WORK TO DO:
Each entry that follows must be output without any deviation.

TASK MATERIAL:
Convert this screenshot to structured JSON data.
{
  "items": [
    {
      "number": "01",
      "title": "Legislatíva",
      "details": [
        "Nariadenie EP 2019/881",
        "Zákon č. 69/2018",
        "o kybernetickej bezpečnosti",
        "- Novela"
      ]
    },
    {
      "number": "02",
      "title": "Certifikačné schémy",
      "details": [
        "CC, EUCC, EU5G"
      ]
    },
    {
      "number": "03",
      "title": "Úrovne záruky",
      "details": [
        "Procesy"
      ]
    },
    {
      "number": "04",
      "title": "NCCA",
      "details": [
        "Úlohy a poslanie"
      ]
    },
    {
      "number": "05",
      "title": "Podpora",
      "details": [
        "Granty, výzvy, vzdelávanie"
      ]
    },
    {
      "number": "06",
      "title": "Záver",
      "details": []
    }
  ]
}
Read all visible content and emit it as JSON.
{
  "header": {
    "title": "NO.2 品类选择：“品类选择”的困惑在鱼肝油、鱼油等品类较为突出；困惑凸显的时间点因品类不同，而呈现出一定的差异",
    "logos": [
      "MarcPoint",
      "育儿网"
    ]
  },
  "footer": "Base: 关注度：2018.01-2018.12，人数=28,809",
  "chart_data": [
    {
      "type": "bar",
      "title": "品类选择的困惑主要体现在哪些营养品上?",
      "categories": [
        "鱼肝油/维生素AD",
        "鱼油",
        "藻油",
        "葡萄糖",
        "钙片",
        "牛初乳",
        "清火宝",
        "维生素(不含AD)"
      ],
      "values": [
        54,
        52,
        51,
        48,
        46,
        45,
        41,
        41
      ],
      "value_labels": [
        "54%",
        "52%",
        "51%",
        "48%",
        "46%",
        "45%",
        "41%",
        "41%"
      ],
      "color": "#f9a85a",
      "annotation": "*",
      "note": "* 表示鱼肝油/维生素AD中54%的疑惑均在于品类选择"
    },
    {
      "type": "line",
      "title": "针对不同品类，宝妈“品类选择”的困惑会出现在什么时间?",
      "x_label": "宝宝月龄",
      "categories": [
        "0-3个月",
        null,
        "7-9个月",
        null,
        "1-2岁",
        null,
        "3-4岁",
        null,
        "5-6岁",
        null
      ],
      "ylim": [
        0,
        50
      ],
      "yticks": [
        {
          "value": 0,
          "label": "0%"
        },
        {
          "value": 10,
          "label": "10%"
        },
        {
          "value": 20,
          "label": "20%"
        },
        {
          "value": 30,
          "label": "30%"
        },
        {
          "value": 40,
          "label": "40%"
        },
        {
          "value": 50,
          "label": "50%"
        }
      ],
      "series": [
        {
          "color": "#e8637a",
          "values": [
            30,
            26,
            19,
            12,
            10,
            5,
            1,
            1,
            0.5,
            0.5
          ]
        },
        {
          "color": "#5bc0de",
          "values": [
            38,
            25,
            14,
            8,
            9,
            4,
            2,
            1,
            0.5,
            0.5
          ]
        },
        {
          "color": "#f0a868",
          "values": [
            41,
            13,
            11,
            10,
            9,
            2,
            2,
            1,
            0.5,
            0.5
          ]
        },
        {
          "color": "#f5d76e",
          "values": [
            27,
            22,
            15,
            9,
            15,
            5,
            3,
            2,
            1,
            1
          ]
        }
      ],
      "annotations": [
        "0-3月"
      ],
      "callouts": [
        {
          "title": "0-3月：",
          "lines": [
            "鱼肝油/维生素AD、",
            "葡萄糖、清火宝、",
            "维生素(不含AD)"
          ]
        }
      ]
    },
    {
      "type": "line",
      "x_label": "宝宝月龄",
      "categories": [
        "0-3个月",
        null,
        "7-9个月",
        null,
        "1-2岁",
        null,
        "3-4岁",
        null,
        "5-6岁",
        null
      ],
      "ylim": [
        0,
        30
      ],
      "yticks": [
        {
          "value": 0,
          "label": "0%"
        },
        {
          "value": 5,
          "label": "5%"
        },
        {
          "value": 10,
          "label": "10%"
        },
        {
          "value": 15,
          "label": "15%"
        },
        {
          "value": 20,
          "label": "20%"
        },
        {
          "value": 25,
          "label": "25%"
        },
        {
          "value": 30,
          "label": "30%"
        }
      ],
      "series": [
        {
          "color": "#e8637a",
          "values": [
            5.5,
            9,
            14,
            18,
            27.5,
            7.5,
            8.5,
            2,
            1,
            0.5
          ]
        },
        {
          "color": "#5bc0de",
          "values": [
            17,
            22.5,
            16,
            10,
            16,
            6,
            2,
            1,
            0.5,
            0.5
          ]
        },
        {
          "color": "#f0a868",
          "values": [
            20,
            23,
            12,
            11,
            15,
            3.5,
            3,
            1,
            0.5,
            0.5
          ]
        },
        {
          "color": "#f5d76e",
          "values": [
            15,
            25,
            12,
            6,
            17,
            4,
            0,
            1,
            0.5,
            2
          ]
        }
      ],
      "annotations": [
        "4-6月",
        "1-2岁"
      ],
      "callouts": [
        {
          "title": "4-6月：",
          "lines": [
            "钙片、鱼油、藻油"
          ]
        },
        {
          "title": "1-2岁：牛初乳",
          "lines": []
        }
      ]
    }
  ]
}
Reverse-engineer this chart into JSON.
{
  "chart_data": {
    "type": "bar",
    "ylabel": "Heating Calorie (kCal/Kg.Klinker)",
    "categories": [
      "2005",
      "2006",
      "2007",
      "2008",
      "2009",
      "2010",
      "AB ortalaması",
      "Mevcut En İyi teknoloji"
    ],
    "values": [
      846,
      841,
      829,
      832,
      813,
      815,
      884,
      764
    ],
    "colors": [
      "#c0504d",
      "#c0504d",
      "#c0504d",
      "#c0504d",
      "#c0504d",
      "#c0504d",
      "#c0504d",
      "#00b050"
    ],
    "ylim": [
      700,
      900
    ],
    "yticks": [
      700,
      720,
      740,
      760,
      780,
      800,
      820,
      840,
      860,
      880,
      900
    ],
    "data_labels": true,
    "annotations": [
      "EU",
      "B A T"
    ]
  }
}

REPLY:
Convert this screenshot to structured JSON data.
{
  "items": [
    {
      "number": "01",
      "title": "Legislatíva",
      "details": [
        "Nariadenie EP 2019/881",
        "Zákon č. 69/2018",
        "o kybernetickej bezpečnosti",
        "- Novela"
      ]
    },
    {
      "number": "02",
      "title": "Certifikačné schémy",
      "details": [
        "CC, EUCC, EU5G"
      ]
    },
    {
      "number": "03",
      "title": "Úrovne záruky",
      "details": [
        "Procesy"
      ]
    },
    {
      "number": "04",
      "title": "NCCA",
      "details": [
        "Úlohy a poslanie"
      ]
    },
    {
      "number": "05",
      "title": "Podpora",
      "details": [
        "Granty, výzvy, vzdelávanie"
      ]
    },
    {
      "number": "06",
      "title": "Záver",
      "details": []
    }
  ]
}
Read all visible content and emit it as JSON.
{
  "header": {
    "title": "NO.2 品类选择：“品类选择”的困惑在鱼肝油、鱼油等品类较为突出；困惑凸显的时间点因品类不同，而呈现出一定的差异",
    "logos": [
      "MarcPoint",
      "育儿网"
    ]
  },
  "footer": "Base: 关注度：2018.01-2018.12，人数=28,809",
  "chart_data": [
    {
      "type": "bar",
      "title": "品类选择的困惑主要体现在哪些营养品上?",
      "categories": [
        "鱼肝油/维生素AD",
        "鱼油",
        "藻油",
        "葡萄糖",
        "钙片",
        "牛初乳",
        "清火宝",
        "维生素(不含AD)"
      ],
      "values": [
        54,
        52,
        51,
        48,
        46,
        45,
        41,
        41
      ],
      "value_labels": [
        "54%",
        "52%",
        "51%",
        "48%",
        "46%",
        "45%",
        "41%",
        "41%"
      ],
      "color": "#f9a85a",
      "annotation": "*",
      "note": "* 表示鱼肝油/维生素AD中54%的疑惑均在于品类选择"
    },
    {
      "type": "line",
      "title": "针对不同品类，宝妈“品类选择”的困惑会出现在什么时间?",
      "x_label": "宝宝月龄",
      "categories": [
        "0-3个月",
        null,
        "7-9个月",
        null,
        "1-2岁",
        null,
        "3-4岁",
        null,
        "5-6岁",
        null
      ],
      "ylim": [
        0,
        50
      ],
      "yticks": [
        {
          "value": 0,
          "label": "0%"
        },
        {
          "value": 10,
          "label": "10%"
        },
        {
          "value": 20,
          "label": "20%"
        },
        {
          "value": 30,
          "label": "30%"
        },
        {
          "value": 40,
          "label": "40%"
        },
        {
          "value": 50,
          "label": "50%"
        }
      ],
      "series": [
        {
          "color": "#e8637a",
          "values": [
            30,
            26,
            19,
            12,
            10,
            5,
            1,
            1,
            0.5,
            0.5
          ]
        },
        {
          "color": "#5bc0de",
          "values": [
            38,
            25,
            14,
            8,
            9,
            4,
            2,
            1,
            0.5,
            0.5
          ]
        },
        {
          "color": "#f0a868",
          "values": [
            41,
            13,
            11,
            10,
            9,
            2,
            2,
            1,
            0.5,
            0.5
          ]
        },
        {
          "color": "#f5d76e",
          "values": [
            27,
            22,
            15,
            9,
            15,
            5,
            3,
            2,
            1,
            1
          ]
        }
      ],
      "annotations": [
        "0-3月"
      ],
      "callouts": [
        {
          "title": "0-3月：",
          "lines": [
            "鱼肝油/维生素AD、",
            "葡萄糖、清火宝、",
            "维生素(不含AD)"
          ]
        }
      ]
    },
    {
      "type": "line",
      "x_label": "宝宝月龄",
      "categories": [
        "0-3个月",
        null,
        "7-9个月",
        null,
        "1-2岁",
        null,
        "3-4岁",
        null,
        "5-6岁",
        null
      ],
      "ylim": [
        0,
        30
      ],
      "yticks": [
        {
          "value": 0,
          "label": "0%"
        },
        {
          "value": 5,
          "label": "5%"
        },
        {
          "value": 10,
          "label": "10%"
        },
        {
          "value": 15,
          "label": "15%"
        },
        {
          "value": 20,
          "label": "20%"
        },
        {
          "value": 25,
          "label": "25%"
        },
        {
          "value": 30,
          "label": "30%"
        }
      ],
      "series": [
        {
          "color": "#e8637a",
          "values": [
            5.5,
            9,
            14,
            18,
            27.5,
            7.5,
            8.5,
            2,
            1,
            0.5
          ]
        },
        {
          "color": "#5bc0de",
          "values": [
            17,
            22.5,
            16,
            10,
            16,
            6,
            2,
            1,
            0.5,
            0.5
          ]
        },
        {
          "color": "#f0a868",
          "values": [
            20,
            23,
            12,
            11,
            15,
            3.5,
            3,
            1,
            0.5,
            0.5
          ]
        },
        {
          "color": "#f5d76e",
          "values": [
            15,
            25,
            12,
            6,
            17,
            4,
            0,
            1,
            0.5,
            2
          ]
        }
      ],
      "annotations": [
        "4-6月",
        "1-2岁"
      ],
      "callouts": [
        {
          "title": "4-6月：",
          "lines": [
            "钙片、鱼油、藻油"
          ]
        },
        {
          "title": "1-2岁：牛初乳",
          "lines": []
        }
      ]
    }
  ]
}
Reverse-engineer this chart into JSON.
{
  "chart_data": {
    "type": "bar",
    "ylabel": "Heating Calorie (kCal/Kg.Klinker)",
    "categories": [
      "2005",
      "2006",
      "2007",
      "2008",
      "2009",
      "2010",
      "AB ortalaması",
      "Mevcut En İyi teknoloji"
    ],
    "values": [
      846,
      841,
      829,
      832,
      813,
      815,
      884,
      764
    ],
    "colors": [
      "#c0504d",
      "#c0504d",
      "#c0504d",
      "#c0504d",
      "#c0504d",
      "#c0504d",
      "#c0504d",
      "#00b050"
    ],
    "ylim": [
      700,
      900
    ],
    "yticks": [
      700,
      720,
      740,
      760,
      780,
      800,
      820,
      840,
      860,
      880,
      900
    ],
    "data_labels": true,
    "annotations": [
      "EU",
      "B A T"
    ]
  }
}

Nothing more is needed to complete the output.